What is needed => Tell how many lines contain the word "의정부시". Reply with the number only.

## begin Stored records

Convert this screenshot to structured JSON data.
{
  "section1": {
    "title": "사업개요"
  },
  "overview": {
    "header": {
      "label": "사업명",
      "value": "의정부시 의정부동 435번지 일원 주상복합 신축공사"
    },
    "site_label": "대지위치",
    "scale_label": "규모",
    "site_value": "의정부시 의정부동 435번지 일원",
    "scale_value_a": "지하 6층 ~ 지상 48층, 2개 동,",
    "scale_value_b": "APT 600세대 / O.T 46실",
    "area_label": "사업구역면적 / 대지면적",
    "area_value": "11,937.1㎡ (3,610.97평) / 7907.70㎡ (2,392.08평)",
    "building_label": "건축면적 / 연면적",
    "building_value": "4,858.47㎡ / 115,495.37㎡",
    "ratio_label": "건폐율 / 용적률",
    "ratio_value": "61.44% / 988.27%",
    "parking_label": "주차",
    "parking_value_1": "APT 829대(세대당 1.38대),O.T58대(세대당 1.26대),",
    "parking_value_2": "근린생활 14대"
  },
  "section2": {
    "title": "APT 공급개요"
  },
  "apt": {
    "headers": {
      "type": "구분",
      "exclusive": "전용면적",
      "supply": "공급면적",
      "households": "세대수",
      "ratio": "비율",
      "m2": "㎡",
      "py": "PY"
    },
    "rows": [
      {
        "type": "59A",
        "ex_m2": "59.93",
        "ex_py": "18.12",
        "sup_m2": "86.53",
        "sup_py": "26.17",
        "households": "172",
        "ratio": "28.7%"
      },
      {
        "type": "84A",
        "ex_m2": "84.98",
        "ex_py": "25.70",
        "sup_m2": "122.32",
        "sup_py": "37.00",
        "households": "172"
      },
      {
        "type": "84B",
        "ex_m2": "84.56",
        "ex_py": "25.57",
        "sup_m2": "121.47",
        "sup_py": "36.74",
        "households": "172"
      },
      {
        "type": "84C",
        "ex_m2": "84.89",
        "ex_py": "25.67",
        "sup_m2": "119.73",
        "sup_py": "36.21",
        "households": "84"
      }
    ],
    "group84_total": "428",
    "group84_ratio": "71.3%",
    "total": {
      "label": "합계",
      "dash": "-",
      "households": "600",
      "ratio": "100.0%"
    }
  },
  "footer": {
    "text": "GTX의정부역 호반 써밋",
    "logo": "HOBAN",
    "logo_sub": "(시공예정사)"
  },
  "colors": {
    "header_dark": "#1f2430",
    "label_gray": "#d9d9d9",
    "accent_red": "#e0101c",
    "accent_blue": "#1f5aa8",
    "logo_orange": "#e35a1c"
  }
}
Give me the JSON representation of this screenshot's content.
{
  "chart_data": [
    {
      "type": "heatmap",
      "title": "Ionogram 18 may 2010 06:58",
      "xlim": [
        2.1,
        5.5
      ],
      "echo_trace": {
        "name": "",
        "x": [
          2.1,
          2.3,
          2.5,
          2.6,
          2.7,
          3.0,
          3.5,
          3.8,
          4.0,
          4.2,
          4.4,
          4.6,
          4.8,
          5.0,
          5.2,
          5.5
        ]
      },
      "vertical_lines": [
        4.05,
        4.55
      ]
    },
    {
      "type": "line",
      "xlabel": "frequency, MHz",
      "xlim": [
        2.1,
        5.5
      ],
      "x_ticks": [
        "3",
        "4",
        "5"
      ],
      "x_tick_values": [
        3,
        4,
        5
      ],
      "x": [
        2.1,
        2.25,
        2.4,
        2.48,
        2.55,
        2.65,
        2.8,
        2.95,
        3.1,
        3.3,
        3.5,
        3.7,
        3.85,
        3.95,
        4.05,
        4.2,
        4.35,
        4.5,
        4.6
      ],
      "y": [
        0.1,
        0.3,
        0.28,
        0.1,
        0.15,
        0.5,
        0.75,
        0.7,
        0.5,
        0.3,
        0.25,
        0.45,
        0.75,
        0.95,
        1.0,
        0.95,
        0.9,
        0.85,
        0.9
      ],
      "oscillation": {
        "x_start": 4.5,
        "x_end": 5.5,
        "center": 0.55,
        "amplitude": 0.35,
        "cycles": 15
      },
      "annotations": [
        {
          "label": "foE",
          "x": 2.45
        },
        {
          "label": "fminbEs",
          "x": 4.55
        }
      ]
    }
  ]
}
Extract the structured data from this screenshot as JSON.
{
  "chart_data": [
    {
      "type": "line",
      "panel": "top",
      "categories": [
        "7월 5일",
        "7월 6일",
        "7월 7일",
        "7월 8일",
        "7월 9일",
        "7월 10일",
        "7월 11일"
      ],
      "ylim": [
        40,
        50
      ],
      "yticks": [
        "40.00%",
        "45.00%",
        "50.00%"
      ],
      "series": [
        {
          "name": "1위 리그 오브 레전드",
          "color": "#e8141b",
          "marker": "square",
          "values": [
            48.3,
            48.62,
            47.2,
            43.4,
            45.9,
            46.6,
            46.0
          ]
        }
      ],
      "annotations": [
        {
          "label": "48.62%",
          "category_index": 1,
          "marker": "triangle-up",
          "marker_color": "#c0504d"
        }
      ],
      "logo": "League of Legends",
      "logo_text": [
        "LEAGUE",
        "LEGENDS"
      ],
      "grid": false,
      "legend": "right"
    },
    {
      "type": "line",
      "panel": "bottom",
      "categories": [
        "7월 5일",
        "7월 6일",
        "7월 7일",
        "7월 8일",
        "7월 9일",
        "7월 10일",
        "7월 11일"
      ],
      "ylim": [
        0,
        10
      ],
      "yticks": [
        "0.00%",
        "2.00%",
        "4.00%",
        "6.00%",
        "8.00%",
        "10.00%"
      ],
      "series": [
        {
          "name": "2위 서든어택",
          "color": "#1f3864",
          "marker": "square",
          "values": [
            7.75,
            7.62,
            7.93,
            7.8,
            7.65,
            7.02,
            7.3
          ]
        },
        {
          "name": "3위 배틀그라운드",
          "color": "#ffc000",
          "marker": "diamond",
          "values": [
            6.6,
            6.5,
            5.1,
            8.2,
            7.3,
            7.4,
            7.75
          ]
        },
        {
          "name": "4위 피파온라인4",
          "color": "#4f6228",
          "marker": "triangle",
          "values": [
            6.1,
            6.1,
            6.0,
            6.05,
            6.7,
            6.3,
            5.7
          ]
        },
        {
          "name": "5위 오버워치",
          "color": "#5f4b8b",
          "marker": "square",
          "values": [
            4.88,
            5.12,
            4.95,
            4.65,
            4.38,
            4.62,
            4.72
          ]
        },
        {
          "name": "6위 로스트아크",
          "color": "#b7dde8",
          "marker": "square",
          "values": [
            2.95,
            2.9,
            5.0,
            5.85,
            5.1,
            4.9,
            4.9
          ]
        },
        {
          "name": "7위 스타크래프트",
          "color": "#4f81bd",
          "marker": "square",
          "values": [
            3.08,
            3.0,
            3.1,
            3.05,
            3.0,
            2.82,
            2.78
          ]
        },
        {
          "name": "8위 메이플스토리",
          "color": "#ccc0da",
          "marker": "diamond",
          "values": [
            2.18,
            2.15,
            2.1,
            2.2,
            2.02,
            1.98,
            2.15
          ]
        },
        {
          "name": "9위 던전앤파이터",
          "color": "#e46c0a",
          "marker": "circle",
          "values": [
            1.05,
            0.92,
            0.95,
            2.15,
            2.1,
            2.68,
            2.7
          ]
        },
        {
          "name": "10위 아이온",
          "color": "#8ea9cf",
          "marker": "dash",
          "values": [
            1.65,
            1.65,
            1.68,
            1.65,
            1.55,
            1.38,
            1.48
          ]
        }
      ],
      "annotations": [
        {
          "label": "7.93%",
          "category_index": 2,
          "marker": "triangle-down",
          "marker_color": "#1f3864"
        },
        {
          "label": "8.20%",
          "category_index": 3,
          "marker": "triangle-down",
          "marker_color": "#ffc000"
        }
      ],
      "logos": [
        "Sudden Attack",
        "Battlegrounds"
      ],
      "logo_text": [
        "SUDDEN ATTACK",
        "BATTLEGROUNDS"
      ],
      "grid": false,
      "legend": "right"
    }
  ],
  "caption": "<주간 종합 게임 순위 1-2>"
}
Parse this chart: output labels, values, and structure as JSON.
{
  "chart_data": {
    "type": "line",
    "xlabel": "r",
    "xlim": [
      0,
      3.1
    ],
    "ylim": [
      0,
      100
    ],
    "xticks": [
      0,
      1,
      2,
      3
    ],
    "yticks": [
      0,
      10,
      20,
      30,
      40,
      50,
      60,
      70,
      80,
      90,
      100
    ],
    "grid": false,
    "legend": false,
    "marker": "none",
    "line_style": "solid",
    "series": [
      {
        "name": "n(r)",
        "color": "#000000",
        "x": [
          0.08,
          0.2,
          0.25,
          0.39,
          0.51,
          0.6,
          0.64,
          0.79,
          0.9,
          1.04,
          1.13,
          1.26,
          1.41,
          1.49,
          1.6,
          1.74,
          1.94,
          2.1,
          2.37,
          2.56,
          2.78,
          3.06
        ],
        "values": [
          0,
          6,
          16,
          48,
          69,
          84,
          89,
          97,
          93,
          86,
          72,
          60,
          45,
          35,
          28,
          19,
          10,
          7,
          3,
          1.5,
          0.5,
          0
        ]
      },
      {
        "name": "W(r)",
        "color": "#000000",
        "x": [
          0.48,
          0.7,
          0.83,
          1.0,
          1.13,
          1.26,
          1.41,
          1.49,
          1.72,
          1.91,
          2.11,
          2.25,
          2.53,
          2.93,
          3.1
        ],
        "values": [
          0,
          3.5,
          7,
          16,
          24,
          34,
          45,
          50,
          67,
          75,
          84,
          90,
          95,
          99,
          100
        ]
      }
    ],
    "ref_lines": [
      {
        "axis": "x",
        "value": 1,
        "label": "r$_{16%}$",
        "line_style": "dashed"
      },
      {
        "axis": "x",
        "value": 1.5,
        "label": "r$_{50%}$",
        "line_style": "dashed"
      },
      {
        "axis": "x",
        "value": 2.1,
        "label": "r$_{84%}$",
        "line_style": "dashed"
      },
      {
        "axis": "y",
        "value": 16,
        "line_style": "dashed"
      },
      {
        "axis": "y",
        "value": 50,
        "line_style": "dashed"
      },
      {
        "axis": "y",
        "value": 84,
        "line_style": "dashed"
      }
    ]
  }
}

## end Stored records

Output => 2